AIM OF THE TASK — Retype the material below. Keep every word exactly as it is.

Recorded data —
──────

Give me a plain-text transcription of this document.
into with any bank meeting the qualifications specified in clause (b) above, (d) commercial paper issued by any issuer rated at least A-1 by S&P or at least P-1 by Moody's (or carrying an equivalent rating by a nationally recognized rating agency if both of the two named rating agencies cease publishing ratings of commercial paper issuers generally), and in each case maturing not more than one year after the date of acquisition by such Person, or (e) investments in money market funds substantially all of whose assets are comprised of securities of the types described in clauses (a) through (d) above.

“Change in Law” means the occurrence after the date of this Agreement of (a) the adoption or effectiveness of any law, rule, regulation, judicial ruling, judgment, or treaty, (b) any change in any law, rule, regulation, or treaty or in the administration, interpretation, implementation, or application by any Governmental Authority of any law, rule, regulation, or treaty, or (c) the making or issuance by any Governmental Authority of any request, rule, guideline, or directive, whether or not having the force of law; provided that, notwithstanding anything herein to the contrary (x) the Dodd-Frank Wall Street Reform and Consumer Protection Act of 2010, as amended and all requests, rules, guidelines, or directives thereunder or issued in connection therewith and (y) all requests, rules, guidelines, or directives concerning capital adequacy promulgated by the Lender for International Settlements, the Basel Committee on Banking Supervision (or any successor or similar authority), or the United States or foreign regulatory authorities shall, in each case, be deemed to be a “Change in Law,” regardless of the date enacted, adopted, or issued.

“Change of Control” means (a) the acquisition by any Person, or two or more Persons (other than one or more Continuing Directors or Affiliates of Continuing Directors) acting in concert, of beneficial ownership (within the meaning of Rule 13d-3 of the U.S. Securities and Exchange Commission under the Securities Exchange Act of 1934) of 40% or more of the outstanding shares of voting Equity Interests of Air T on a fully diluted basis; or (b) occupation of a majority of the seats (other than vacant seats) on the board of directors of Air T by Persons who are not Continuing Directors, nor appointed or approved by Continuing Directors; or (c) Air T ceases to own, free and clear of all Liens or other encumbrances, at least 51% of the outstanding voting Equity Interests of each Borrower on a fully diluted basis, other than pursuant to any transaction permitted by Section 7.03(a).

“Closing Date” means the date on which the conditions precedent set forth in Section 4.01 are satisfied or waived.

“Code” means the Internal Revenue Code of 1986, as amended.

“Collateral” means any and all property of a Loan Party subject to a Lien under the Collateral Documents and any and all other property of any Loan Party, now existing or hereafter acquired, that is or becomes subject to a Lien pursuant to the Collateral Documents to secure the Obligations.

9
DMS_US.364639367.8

──────

TASK RESPONSE —
Give me a plain-text transcription of this document.
into with any bank meeting the qualifications specified in clause (b) above, (d) commercial paper issued by any issuer rated at least A-1 by S&P or at least P-1 by Moody's (or carrying an equivalent rating by a nationally recognized rating agency if both of the two named rating agencies cease publishing ratings of commercial paper issuers generally), and in each case maturing not more than one year after the date of acquisition by such Person, or (e) investments in money market funds substantially all of whose assets are comprised of securities of the types described in clauses (a) through (d) above.

“Change in Law” means the occurrence after the date of this Agreement of (a) the adoption or effectiveness of any law, rule, regulation, judicial ruling, judgment, or treaty, (b) any change in any law, rule, regulation, or treaty or in the administration, interpretation, implementation, or application by any Governmental Authority of any law, rule, regulation, or treaty, or (c) the making or issuance by any Governmental Authority of any request, rule, guideline, or directive, whether or not having the force of law; provided that, notwithstanding anything herein to the contrary (x) the Dodd-Frank Wall Street Reform and Consumer Protection Act of 2010, as amended and all requests, rules, guidelines, or directives thereunder or issued in connection therewith and (y) all requests, rules, guidelines, or directives concerning capital adequacy promulgated by the Lender for International Settlements, the Basel Committee on Banking Supervision (or any successor or similar authority), or the United States or foreign regulatory authorities shall, in each case, be deemed to be a “Change in Law,” regardless of the date enacted, adopted, or issued.

“Change of Control” means (a) the acquisition by any Person, or two or more Persons (other than one or more Continuing Directors or Affiliates of Continuing Directors) acting in concert, of beneficial ownership (within the meaning of Rule 13d-3 of the U.S. Securities and Exchange Commission under the Securities Exchange Act of 1934) of 40% or more of the outstanding shares of voting Equity Interests of Air T on a fully diluted basis; or (b) occupation of a majority of the seats (other than vacant seats) on the board of directors of Air T by Persons who are not Continuing Directors, nor appointed or approved by Continuing Directors; or (c) Air T ceases to own, free and clear of all Liens or other encumbrances, at least 51% of the outstanding voting Equity Interests of each Borrower on a fully diluted basis, other than pursuant to any transaction permitted by Section 7.03(a).

“Closing Date” means the date on which the conditions precedent set forth in Section 4.01 are satisfied or waived.

“Code” means the Internal Revenue Code of 1986, as amended.

“Collateral” means any and all property of a Loan Party subject to a Lien under the Collateral Documents and any and all other property of any Loan Party, now existing or hereafter acquired, that is or becomes subject to a Lien pursuant to the Collateral Documents to secure the Obligations.

9
DMS_US.364639367.8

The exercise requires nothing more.